*What to produce:* Show every line in the entries below where the word "الوفيات" appears.
#####
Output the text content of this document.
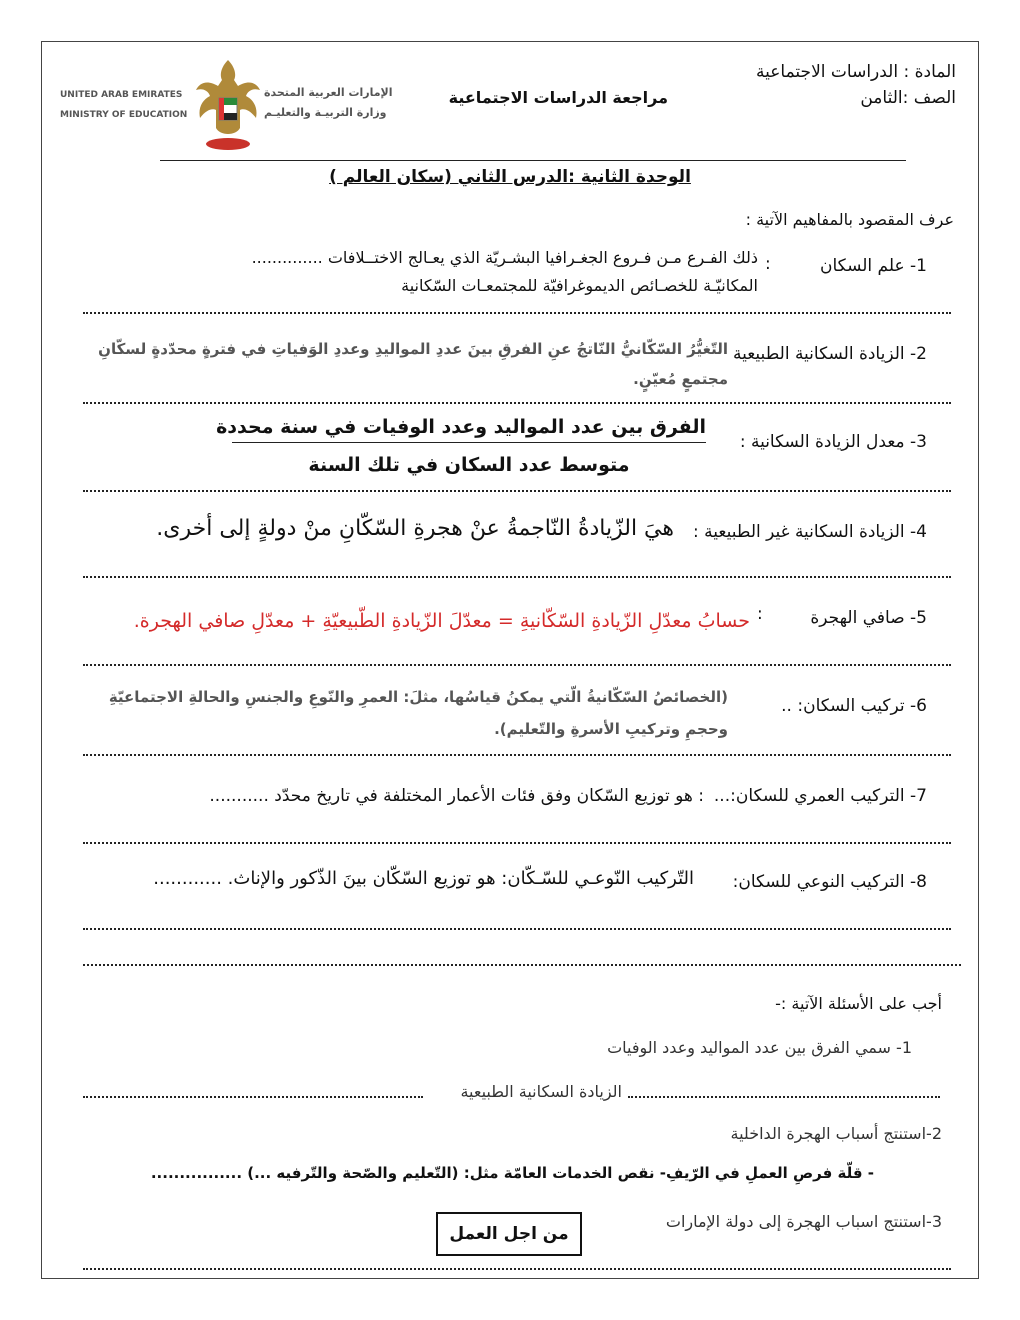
المادة : الدراسات الاجتماعية
الصف :الثامن
مراجعة الدراسات الاجتماعية
UNITED ARAB EMIRATES
MINISTRY OF EDUCATION
الإمارات العربية المتحدة
وزارة التربيـة والتعليـم
الوحدة الثانية :الدرس الثاني (سكان العالم )
عرف المقصود بالمفاهيم الآتية :
1- علم السكان
:
ذلك الفـرع مـن فـروع الجغـرافيا البشـريّة الذي يعـالج الاختــلافات ..............
المكانيّـة للخصـائص الديموغرافيّة للمجتمعـات السّكانية
2- الزيادة السكانية الطبيعية
التّغيُّرُ السّكّانيُّ النّاتجُ عنِ الفرقِ بينَ عددِ المواليدِ وعددِ الوَفياتِ في فترةٍ محدّدةٍ لسكّانِ
مجتمعٍ مُعيّنٍ.
3- معدل الزيادة السكانية :
الفرق بين عدد المواليد وعدد الوفيات في سنة محددة
متوسط عدد السكان في تلك السنة
4- الزيادة السكانية غير الطبيعية :
هيَ الزّيادةُ النّاجمةُ عنْ هجرةِ السّكّانِ منْ دولةٍ إلى أخرى.
5- صافي الهجرة
:
حسابُ معدّلِ الزّيادةِ السّكّانيةِ = معدّلَ الزّيادةِ الطّبيعيّةِ + معدّلِ صافي الهجرة.
6- تركيب السكان: ..
(الخصائصُ السّكّانيةُ الّتي يمكنُ قياسُها، مثلَ: العمرِ والنّوعِ والجنسِ والحالةِ الاجتماعيّةِ
وحجمِ وتركيبِ الأسرةِ والتّعليم).
7- التركيب العمري للسكان:...
: هو توزيع السّكان وفق فئات الأعمار المختلفة في تاريخ محدّد ...........
8- التركيب النوعي للسكان:
التّركيب النّوعـي للسّـكّان: هو توزيع السّكّان بينَ الذّكور والإناث. ............
أجب على الأسئلة الآتية :-
1- سمي الفرق بين عدد المواليد وعدد الوفيات
الزيادة السكانية الطبيعية
2-استنتج أسباب الهجرة الداخلية
- قلّة فرصِ العملِ في الرّيفِ- نقص الخدمات العامّة مثل: (التّعليم والصّحة والتّرفيه ...) ................
3-استنتج اسباب الهجرة إلى دولة الإمارات
من اجل العمل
#####
*Finished task:*
الفرق بين عدد المواليد وعدد الوفيات في سنة محددة
1- سمي الفرق بين عدد المواليد وعدد الوفيات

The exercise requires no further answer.